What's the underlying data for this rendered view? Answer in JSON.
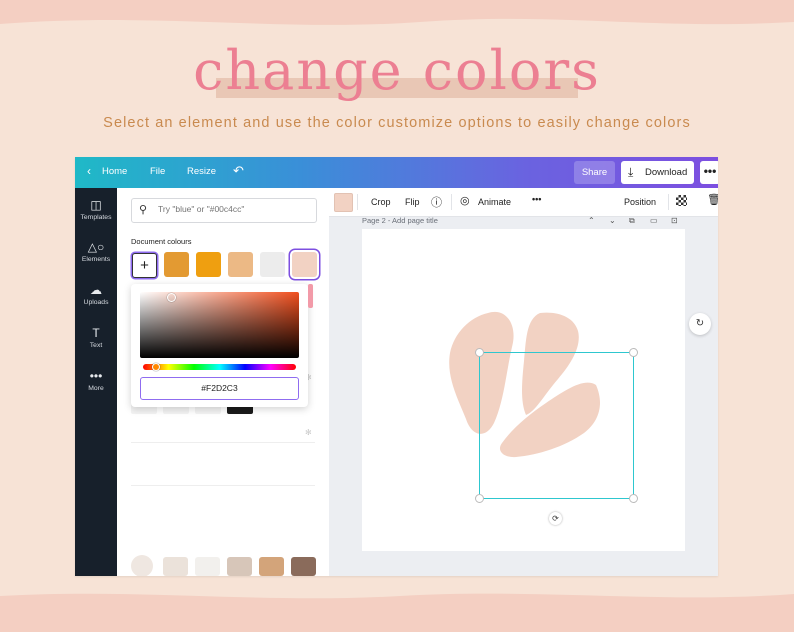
{
  "hero": {
    "title": "change colors",
    "subtitle": "Select an element and use the color customize options to easily change colors"
  },
  "colors": {
    "hero_title": "#ec7f92",
    "hero_subtitle": "#c98a4f",
    "accent_purple": "#7d4fe0",
    "selection_teal": "#2ec7cf",
    "petal": "#f2d2c3"
  },
  "topbar": {
    "back_icon": "chevron-left-icon",
    "home": "Home",
    "file": "File",
    "resize": "Resize",
    "undo_icon": "undo-icon",
    "share": "Share",
    "download": "Download",
    "download_icon": "download-icon",
    "more_icon": "more-icon"
  },
  "rail": {
    "items": [
      {
        "label": "Templates",
        "icon": "templates-icon"
      },
      {
        "label": "Elements",
        "icon": "elements-icon"
      },
      {
        "label": "Uploads",
        "icon": "uploads-icon"
      },
      {
        "label": "Text",
        "icon": "text-icon"
      },
      {
        "label": "More",
        "icon": "more-icon"
      }
    ]
  },
  "panel": {
    "search_placeholder": "Try \"blue\" or \"#00c4cc\"",
    "document_colours_label": "Document colours",
    "document_colours": [
      "#e39a32",
      "#ef9f10",
      "#ecb985",
      "#ececec",
      "#f2d2c3"
    ],
    "selected_colour": "#f2d2c3",
    "picker": {
      "hex_value": "#F2D2C3",
      "base_hue": "#f04f1e"
    },
    "faint_row_colours": [
      "#f3f3f3",
      "#f3f3f3",
      "#f3f3f3",
      "#1a1a1a"
    ],
    "bottom_row_colours": [
      "#ebe2da",
      "#f2f0ed",
      "#d7c6b9",
      "#d3a47a",
      "#8a6b5b"
    ]
  },
  "context_bar": {
    "crop": "Crop",
    "flip": "Flip",
    "info_icon": "info-icon",
    "animate": "Animate",
    "animate_icon": "animate-icon",
    "more_icon": "more-icon",
    "position": "Position",
    "transparency_icon": "transparency-icon",
    "delete_icon": "trash-icon"
  },
  "canvas": {
    "page_title": "Page 2 - Add page title",
    "rotate_icon": "rotate-icon",
    "comment_icon": "comment-icon"
  }
}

» TASK
From the listing above, copy every line that includes the word "download".

» TASK OUTPUT
    "download": "Download",
    "download_icon": "download-icon",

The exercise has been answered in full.